Reproduce all entries precisely as they are written.

Saved entries:
* start *

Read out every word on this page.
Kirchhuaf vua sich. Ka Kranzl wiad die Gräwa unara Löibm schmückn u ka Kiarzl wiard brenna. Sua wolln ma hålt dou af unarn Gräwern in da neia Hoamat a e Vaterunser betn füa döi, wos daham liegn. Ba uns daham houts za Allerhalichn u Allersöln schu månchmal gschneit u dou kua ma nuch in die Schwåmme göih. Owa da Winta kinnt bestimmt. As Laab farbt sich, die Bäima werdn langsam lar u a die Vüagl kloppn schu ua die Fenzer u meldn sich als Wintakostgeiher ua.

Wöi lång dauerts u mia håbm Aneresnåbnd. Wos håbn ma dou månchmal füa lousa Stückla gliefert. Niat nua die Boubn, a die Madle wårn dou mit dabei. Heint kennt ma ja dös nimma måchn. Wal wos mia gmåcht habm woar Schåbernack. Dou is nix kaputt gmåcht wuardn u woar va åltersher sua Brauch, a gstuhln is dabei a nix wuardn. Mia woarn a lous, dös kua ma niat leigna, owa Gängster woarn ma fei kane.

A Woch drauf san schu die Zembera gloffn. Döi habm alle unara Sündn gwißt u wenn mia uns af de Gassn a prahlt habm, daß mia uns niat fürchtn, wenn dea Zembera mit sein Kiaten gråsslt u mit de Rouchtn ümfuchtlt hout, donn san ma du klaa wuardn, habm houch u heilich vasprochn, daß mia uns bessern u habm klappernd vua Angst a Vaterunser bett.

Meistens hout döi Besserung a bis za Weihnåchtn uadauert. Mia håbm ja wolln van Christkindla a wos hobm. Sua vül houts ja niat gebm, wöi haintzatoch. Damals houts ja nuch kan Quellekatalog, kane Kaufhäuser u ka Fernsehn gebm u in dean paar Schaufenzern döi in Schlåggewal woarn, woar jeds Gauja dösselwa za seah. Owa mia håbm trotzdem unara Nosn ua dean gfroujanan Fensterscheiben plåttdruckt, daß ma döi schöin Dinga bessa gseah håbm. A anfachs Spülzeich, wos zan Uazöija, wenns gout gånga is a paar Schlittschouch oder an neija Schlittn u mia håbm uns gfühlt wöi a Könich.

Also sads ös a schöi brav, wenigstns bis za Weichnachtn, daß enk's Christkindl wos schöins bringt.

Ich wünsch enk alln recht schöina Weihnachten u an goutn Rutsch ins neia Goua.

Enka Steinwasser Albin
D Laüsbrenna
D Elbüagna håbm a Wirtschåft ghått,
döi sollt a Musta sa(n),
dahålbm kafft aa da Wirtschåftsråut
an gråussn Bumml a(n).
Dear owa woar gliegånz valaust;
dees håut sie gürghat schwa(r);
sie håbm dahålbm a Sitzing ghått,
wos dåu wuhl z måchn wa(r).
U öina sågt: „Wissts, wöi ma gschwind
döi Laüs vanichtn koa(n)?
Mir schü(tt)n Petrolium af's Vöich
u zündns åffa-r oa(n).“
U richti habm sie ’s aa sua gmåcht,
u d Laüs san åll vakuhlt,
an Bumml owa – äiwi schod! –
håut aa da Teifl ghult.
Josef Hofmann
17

* end *

Response to this exercise:
Read out every word on this page.
Kirchhuaf vua sich. Ka Kranzl wiad die Gräwa unara Löibm schmückn u ka Kiarzl wiard brenna. Sua wolln ma hålt dou af unarn Gräwern in da neia Hoamat a e Vaterunser betn füa döi, wos daham liegn. Ba uns daham houts za Allerhalichn u Allersöln schu månchmal gschneit u dou kua ma nuch in die Schwåmme göih. Owa da Winta kinnt bestimmt. As Laab farbt sich, die Bäima werdn langsam lar u a die Vüagl kloppn schu ua die Fenzer u meldn sich als Wintakostgeiher ua.

Wöi lång dauerts u mia håbm Aneresnåbnd. Wos håbn ma dou månchmal füa lousa Stückla gliefert. Niat nua die Boubn, a die Madle wårn dou mit dabei. Heint kennt ma ja dös nimma måchn. Wal wos mia gmåcht habm woar Schåbernack. Dou is nix kaputt gmåcht wuardn u woar va åltersher sua Brauch, a gstuhln is dabei a nix wuardn. Mia woarn a lous, dös kua ma niat leigna, owa Gängster woarn ma fei kane.

A Woch drauf san schu die Zembera gloffn. Döi habm alle unara Sündn gwißt u wenn mia uns af de Gassn a prahlt habm, daß mia uns niat fürchtn, wenn dea Zembera mit sein Kiaten gråsslt u mit de Rouchtn ümfuchtlt hout, donn san ma du klaa wuardn, habm houch u heilich vasprochn, daß mia uns bessern u habm klappernd vua Angst a Vaterunser bett.

Meistens hout döi Besserung a bis za Weihnåchtn uadauert. Mia håbm ja wolln van Christkindla a wos hobm. Sua vül houts ja niat gebm, wöi haintzatoch. Damals houts ja nuch kan Quellekatalog, kane Kaufhäuser u ka Fernsehn gebm u in dean paar Schaufenzern döi in Schlåggewal woarn, woar jeds Gauja dösselwa za seah. Owa mia håbm trotzdem unara Nosn ua dean gfroujanan Fensterscheiben plåttdruckt, daß ma döi schöin Dinga bessa gseah håbm. A anfachs Spülzeich, wos zan Uazöija, wenns gout gånga is a paar Schlittschouch oder an neija Schlittn u mia håbm uns gfühlt wöi a Könich.

Also sads ös a schöi brav, wenigstns bis za Weichnachtn, daß enk's Christkindl wos schöins bringt.

Ich wünsch enk alln recht schöina Weihnachten u an goutn Rutsch ins neia Goua.

Enka Steinwasser Albin
D Laüsbrenna
D Elbüagna håbm a Wirtschåft ghått,
döi sollt a Musta sa(n),
dahålbm kafft aa da Wirtschåftsråut
an gråussn Bumml a(n).
Dear owa woar gliegånz valaust;
dees håut sie gürghat schwa(r);
sie håbm dahålbm a Sitzing ghått,
wos dåu wuhl z måchn wa(r).
U öina sågt: „Wissts, wöi ma gschwind
döi Laüs vanichtn koa(n)?
Mir schü(tt)n Petrolium af's Vöich
u zündns åffa-r oa(n).“
U richti habm sie ’s aa sua gmåcht,
u d Laüs san åll vakuhlt,
an Bumml owa – äiwi schod! –
håut aa da Teifl ghult.
Josef Hofmann
17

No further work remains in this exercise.